BRIEF:
Below is a listing; write it out exactly and drop any images from it.
—————
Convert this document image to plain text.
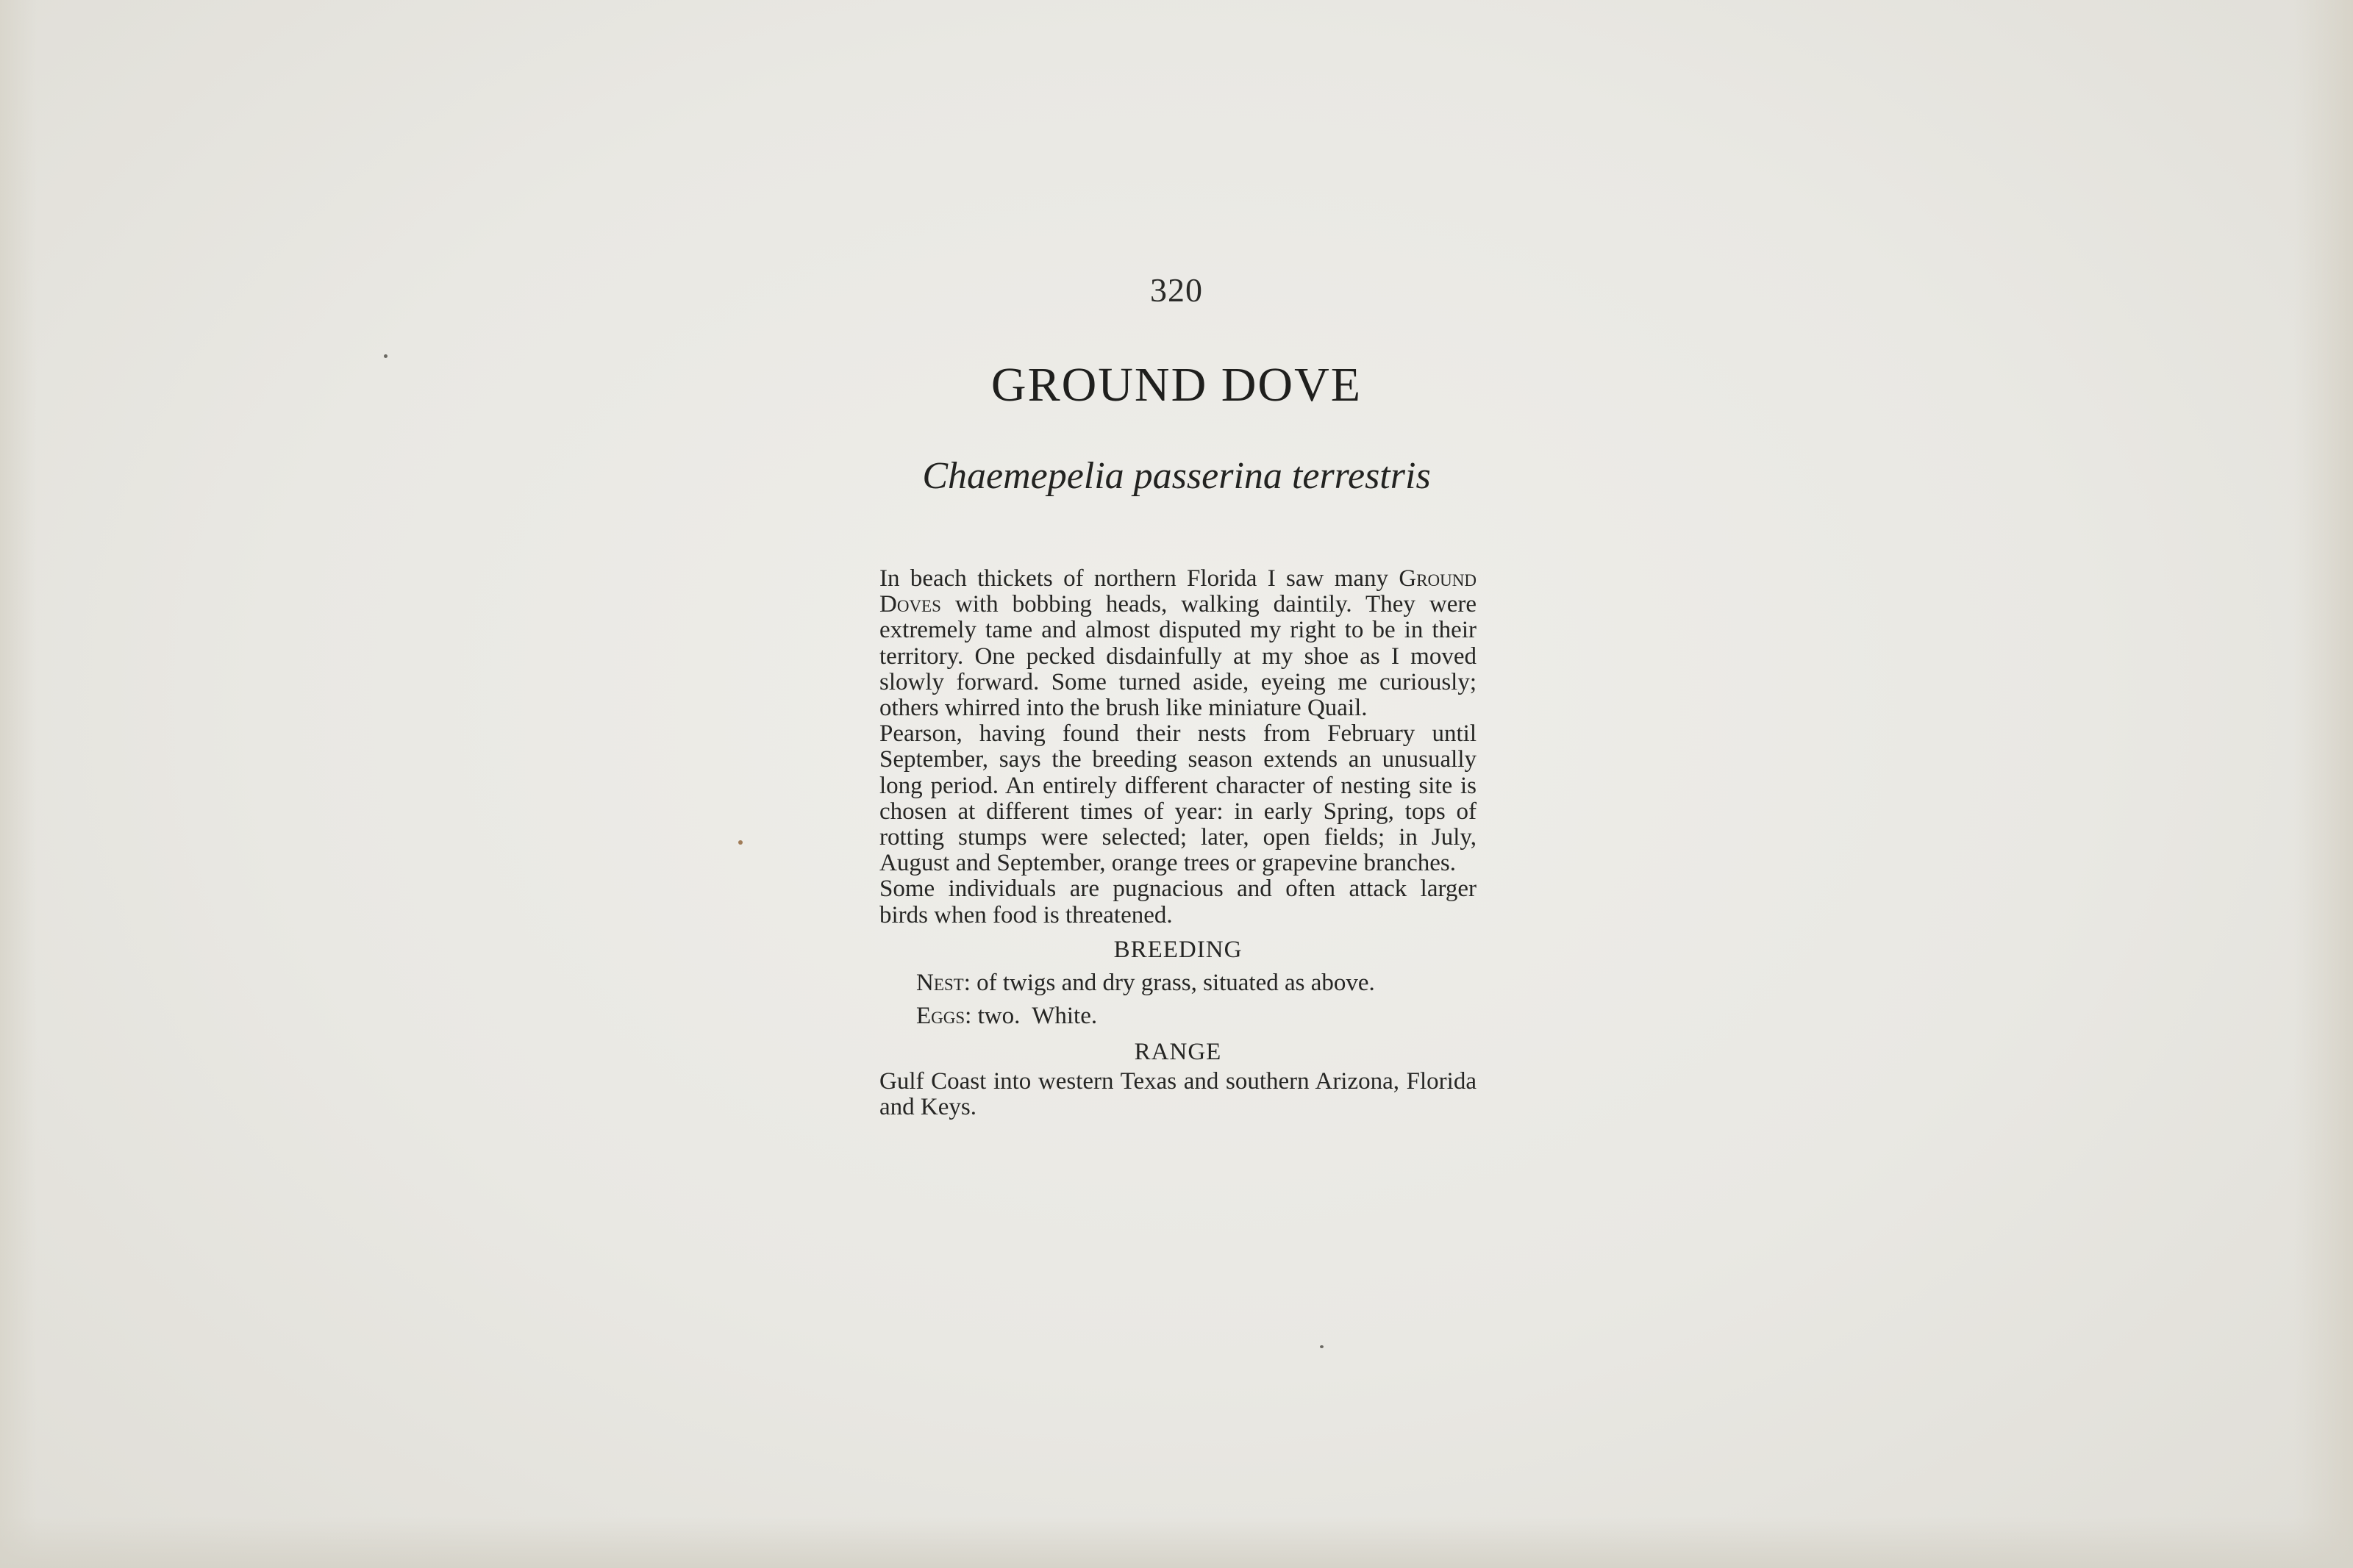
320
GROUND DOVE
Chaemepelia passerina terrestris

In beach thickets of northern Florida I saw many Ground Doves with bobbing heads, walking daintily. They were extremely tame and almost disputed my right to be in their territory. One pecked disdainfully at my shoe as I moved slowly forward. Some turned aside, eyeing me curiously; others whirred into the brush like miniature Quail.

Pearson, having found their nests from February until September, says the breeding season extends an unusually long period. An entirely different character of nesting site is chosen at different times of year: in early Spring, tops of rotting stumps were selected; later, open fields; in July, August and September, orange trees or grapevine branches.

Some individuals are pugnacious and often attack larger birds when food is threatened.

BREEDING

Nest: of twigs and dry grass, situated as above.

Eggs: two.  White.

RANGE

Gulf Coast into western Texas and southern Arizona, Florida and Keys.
—————
TASK SOLUTION:
Convert this document image to plain text.
320
GROUND DOVE
Chaemepelia passerina terrestris

In beach thickets of northern Florida I saw many Ground Doves with bobbing heads, walking daintily. They were extremely tame and almost disputed my right to be in their territory. One pecked disdainfully at my shoe as I moved slowly forward. Some turned aside, eyeing me curiously; others whirred into the brush like miniature Quail.

Pearson, having found their nests from February until September, says the breeding season extends an unusually long period. An entirely different character of nesting site is chosen at different times of year: in early Spring, tops of rotting stumps were selected; later, open fields; in July, August and September, orange trees or grapevine branches.

Some individuals are pugnacious and often attack larger birds when food is threatened.

BREEDING

Nest: of twigs and dry grass, situated as above.

Eggs: two.  White.

RANGE

Gulf Coast into western Texas and southern Arizona, Florida and Keys.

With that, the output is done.